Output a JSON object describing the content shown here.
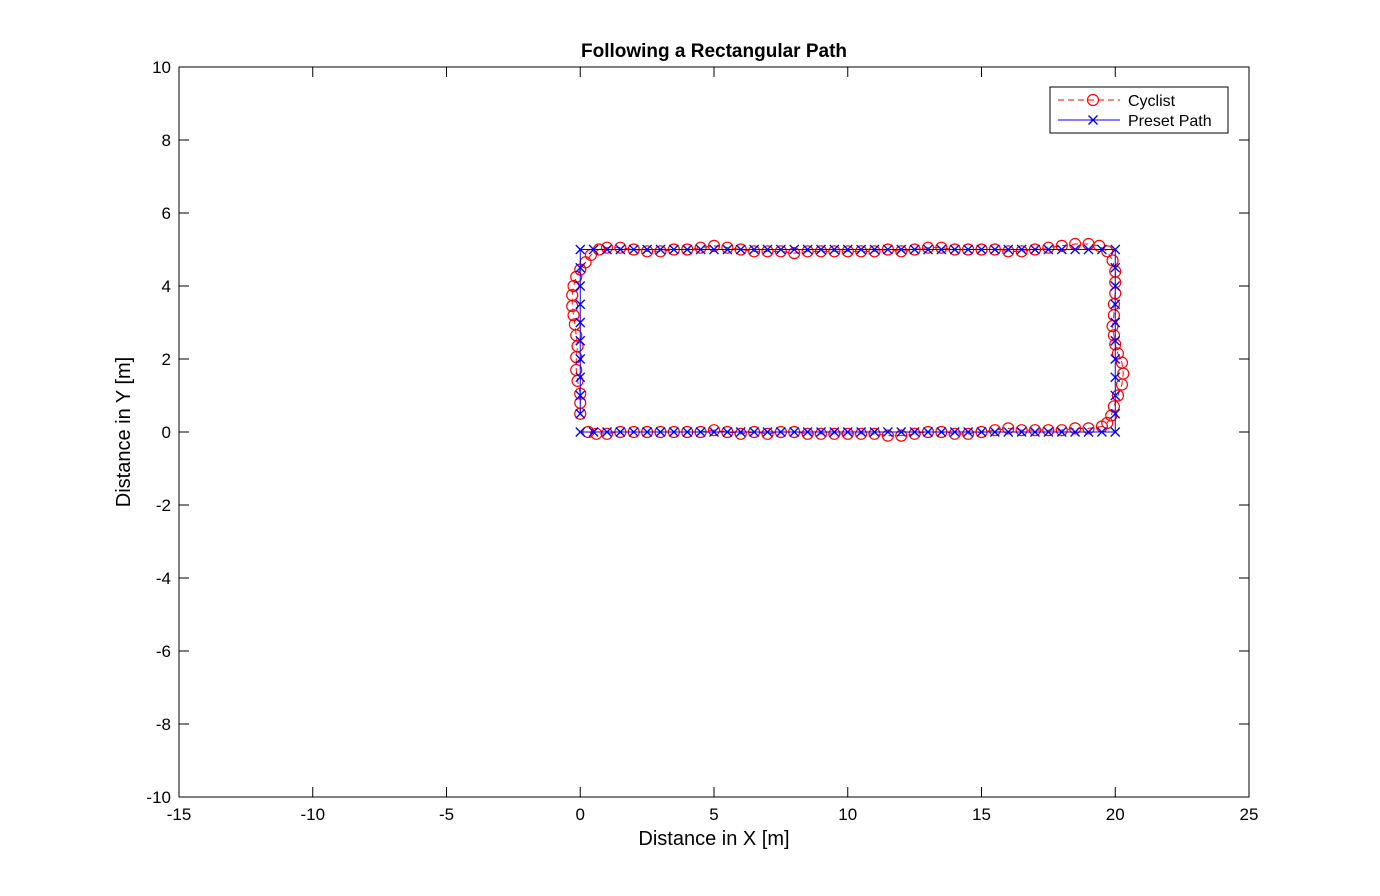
{
  "chart_data": {
    "type": "line",
    "title": "Following a Rectangular Path",
    "xlabel": "Distance in X [m]",
    "ylabel": "Distance in Y [m]",
    "xlim": [
      -15,
      25
    ],
    "ylim": [
      -10,
      10
    ],
    "xticks": [
      -15,
      -10,
      -5,
      0,
      5,
      10,
      15,
      20,
      25
    ],
    "yticks": [
      -10,
      -8,
      -6,
      -4,
      -2,
      0,
      2,
      4,
      6,
      8,
      10
    ],
    "grid": false,
    "legend_position": "top-right",
    "series": [
      {
        "name": "Cyclist",
        "color": "#ff0000",
        "line_style": "dashed",
        "marker": "circle",
        "points": [
          [
            0.0,
            0.5
          ],
          [
            0.0,
            0.8
          ],
          [
            0.0,
            1.05
          ],
          [
            -0.1,
            1.4
          ],
          [
            -0.15,
            1.7
          ],
          [
            -0.15,
            2.05
          ],
          [
            -0.1,
            2.35
          ],
          [
            -0.15,
            2.65
          ],
          [
            -0.2,
            2.95
          ],
          [
            -0.25,
            3.2
          ],
          [
            -0.3,
            3.45
          ],
          [
            -0.3,
            3.75
          ],
          [
            -0.25,
            4.0
          ],
          [
            -0.15,
            4.25
          ],
          [
            0.0,
            4.45
          ],
          [
            0.2,
            4.65
          ],
          [
            0.4,
            4.85
          ],
          [
            0.7,
            5.0
          ],
          [
            1.0,
            5.05
          ],
          [
            1.5,
            5.05
          ],
          [
            2.0,
            5.0
          ],
          [
            2.5,
            4.95
          ],
          [
            3.0,
            4.95
          ],
          [
            3.5,
            5.0
          ],
          [
            4.0,
            5.0
          ],
          [
            4.5,
            5.05
          ],
          [
            5.0,
            5.1
          ],
          [
            5.5,
            5.05
          ],
          [
            6.0,
            5.0
          ],
          [
            6.5,
            4.95
          ],
          [
            7.0,
            4.95
          ],
          [
            7.5,
            4.95
          ],
          [
            8.0,
            4.9
          ],
          [
            8.5,
            4.95
          ],
          [
            9.0,
            4.95
          ],
          [
            9.5,
            4.95
          ],
          [
            10.0,
            4.95
          ],
          [
            10.5,
            4.95
          ],
          [
            11.0,
            4.95
          ],
          [
            11.5,
            5.0
          ],
          [
            12.0,
            4.95
          ],
          [
            12.5,
            5.0
          ],
          [
            13.0,
            5.05
          ],
          [
            13.5,
            5.05
          ],
          [
            14.0,
            5.0
          ],
          [
            14.5,
            5.0
          ],
          [
            15.0,
            5.0
          ],
          [
            15.5,
            5.0
          ],
          [
            16.0,
            4.95
          ],
          [
            16.5,
            4.95
          ],
          [
            17.0,
            5.0
          ],
          [
            17.5,
            5.05
          ],
          [
            18.0,
            5.1
          ],
          [
            18.5,
            5.15
          ],
          [
            19.0,
            5.15
          ],
          [
            19.4,
            5.1
          ],
          [
            19.7,
            4.95
          ],
          [
            19.9,
            4.7
          ],
          [
            20.0,
            4.4
          ],
          [
            20.0,
            4.1
          ],
          [
            20.0,
            3.8
          ],
          [
            19.95,
            3.5
          ],
          [
            19.95,
            3.2
          ],
          [
            19.9,
            2.9
          ],
          [
            19.95,
            2.65
          ],
          [
            20.0,
            2.4
          ],
          [
            20.1,
            2.15
          ],
          [
            20.25,
            1.9
          ],
          [
            20.3,
            1.6
          ],
          [
            20.25,
            1.3
          ],
          [
            20.1,
            1.0
          ],
          [
            19.95,
            0.7
          ],
          [
            19.85,
            0.45
          ],
          [
            19.7,
            0.25
          ],
          [
            19.5,
            0.15
          ],
          [
            19.0,
            0.1
          ],
          [
            18.5,
            0.1
          ],
          [
            18.0,
            0.05
          ],
          [
            17.5,
            0.05
          ],
          [
            17.0,
            0.05
          ],
          [
            16.5,
            0.05
          ],
          [
            16.0,
            0.1
          ],
          [
            15.5,
            0.05
          ],
          [
            15.0,
            0.0
          ],
          [
            14.5,
            -0.05
          ],
          [
            14.0,
            -0.05
          ],
          [
            13.5,
            0.0
          ],
          [
            13.0,
            0.0
          ],
          [
            12.5,
            -0.05
          ],
          [
            12.0,
            -0.1
          ],
          [
            11.5,
            -0.1
          ],
          [
            11.0,
            -0.05
          ],
          [
            10.5,
            -0.05
          ],
          [
            10.0,
            -0.05
          ],
          [
            9.5,
            -0.05
          ],
          [
            9.0,
            -0.05
          ],
          [
            8.5,
            -0.05
          ],
          [
            8.0,
            0.0
          ],
          [
            7.5,
            0.0
          ],
          [
            7.0,
            -0.05
          ],
          [
            6.5,
            0.0
          ],
          [
            6.0,
            -0.05
          ],
          [
            5.5,
            0.0
          ],
          [
            5.0,
            0.05
          ],
          [
            4.5,
            0.0
          ],
          [
            4.0,
            0.0
          ],
          [
            3.5,
            0.0
          ],
          [
            3.0,
            0.0
          ],
          [
            2.5,
            0.0
          ],
          [
            2.0,
            0.0
          ],
          [
            1.5,
            0.0
          ],
          [
            1.0,
            -0.05
          ],
          [
            0.6,
            -0.05
          ],
          [
            0.3,
            0.0
          ]
        ]
      },
      {
        "name": "Preset Path",
        "color": "#0000ff",
        "line_style": "solid",
        "marker": "x",
        "points": [
          [
            0,
            0
          ],
          [
            0.5,
            0
          ],
          [
            1,
            0
          ],
          [
            1.5,
            0
          ],
          [
            2,
            0
          ],
          [
            2.5,
            0
          ],
          [
            3,
            0
          ],
          [
            3.5,
            0
          ],
          [
            4,
            0
          ],
          [
            4.5,
            0
          ],
          [
            5,
            0
          ],
          [
            5.5,
            0
          ],
          [
            6,
            0
          ],
          [
            6.5,
            0
          ],
          [
            7,
            0
          ],
          [
            7.5,
            0
          ],
          [
            8,
            0
          ],
          [
            8.5,
            0
          ],
          [
            9,
            0
          ],
          [
            9.5,
            0
          ],
          [
            10,
            0
          ],
          [
            10.5,
            0
          ],
          [
            11,
            0
          ],
          [
            11.5,
            0
          ],
          [
            12,
            0
          ],
          [
            12.5,
            0
          ],
          [
            13,
            0
          ],
          [
            13.5,
            0
          ],
          [
            14,
            0
          ],
          [
            14.5,
            0
          ],
          [
            15,
            0
          ],
          [
            15.5,
            0
          ],
          [
            16,
            0
          ],
          [
            16.5,
            0
          ],
          [
            17,
            0
          ],
          [
            17.5,
            0
          ],
          [
            18,
            0
          ],
          [
            18.5,
            0
          ],
          [
            19,
            0
          ],
          [
            19.5,
            0
          ],
          [
            20,
            0
          ],
          [
            20,
            0.5
          ],
          [
            20,
            1
          ],
          [
            20,
            1.5
          ],
          [
            20,
            2
          ],
          [
            20,
            2.5
          ],
          [
            20,
            3
          ],
          [
            20,
            3.5
          ],
          [
            20,
            4
          ],
          [
            20,
            4.5
          ],
          [
            20,
            5
          ],
          [
            19.5,
            5
          ],
          [
            19,
            5
          ],
          [
            18.5,
            5
          ],
          [
            18,
            5
          ],
          [
            17.5,
            5
          ],
          [
            17,
            5
          ],
          [
            16.5,
            5
          ],
          [
            16,
            5
          ],
          [
            15.5,
            5
          ],
          [
            15,
            5
          ],
          [
            14.5,
            5
          ],
          [
            14,
            5
          ],
          [
            13.5,
            5
          ],
          [
            13,
            5
          ],
          [
            12.5,
            5
          ],
          [
            12,
            5
          ],
          [
            11.5,
            5
          ],
          [
            11,
            5
          ],
          [
            10.5,
            5
          ],
          [
            10,
            5
          ],
          [
            9.5,
            5
          ],
          [
            9,
            5
          ],
          [
            8.5,
            5
          ],
          [
            8,
            5
          ],
          [
            7.5,
            5
          ],
          [
            7,
            5
          ],
          [
            6.5,
            5
          ],
          [
            6,
            5
          ],
          [
            5.5,
            5
          ],
          [
            5,
            5
          ],
          [
            4.5,
            5
          ],
          [
            4,
            5
          ],
          [
            3.5,
            5
          ],
          [
            3,
            5
          ],
          [
            2.5,
            5
          ],
          [
            2,
            5
          ],
          [
            1.5,
            5
          ],
          [
            1,
            5
          ],
          [
            0.5,
            5
          ],
          [
            0,
            5
          ],
          [
            0,
            4.5
          ],
          [
            0,
            4
          ],
          [
            0,
            3.5
          ],
          [
            0,
            3
          ],
          [
            0,
            2.5
          ],
          [
            0,
            2
          ],
          [
            0,
            1.5
          ],
          [
            0,
            1
          ],
          [
            0,
            0.5
          ]
        ]
      }
    ]
  }
}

### The exercise:
Filter the records above and return every line that holds the word "Path".

### Written answer:
    "title": "Following a Rectangular Path",
        "name": "Preset Path",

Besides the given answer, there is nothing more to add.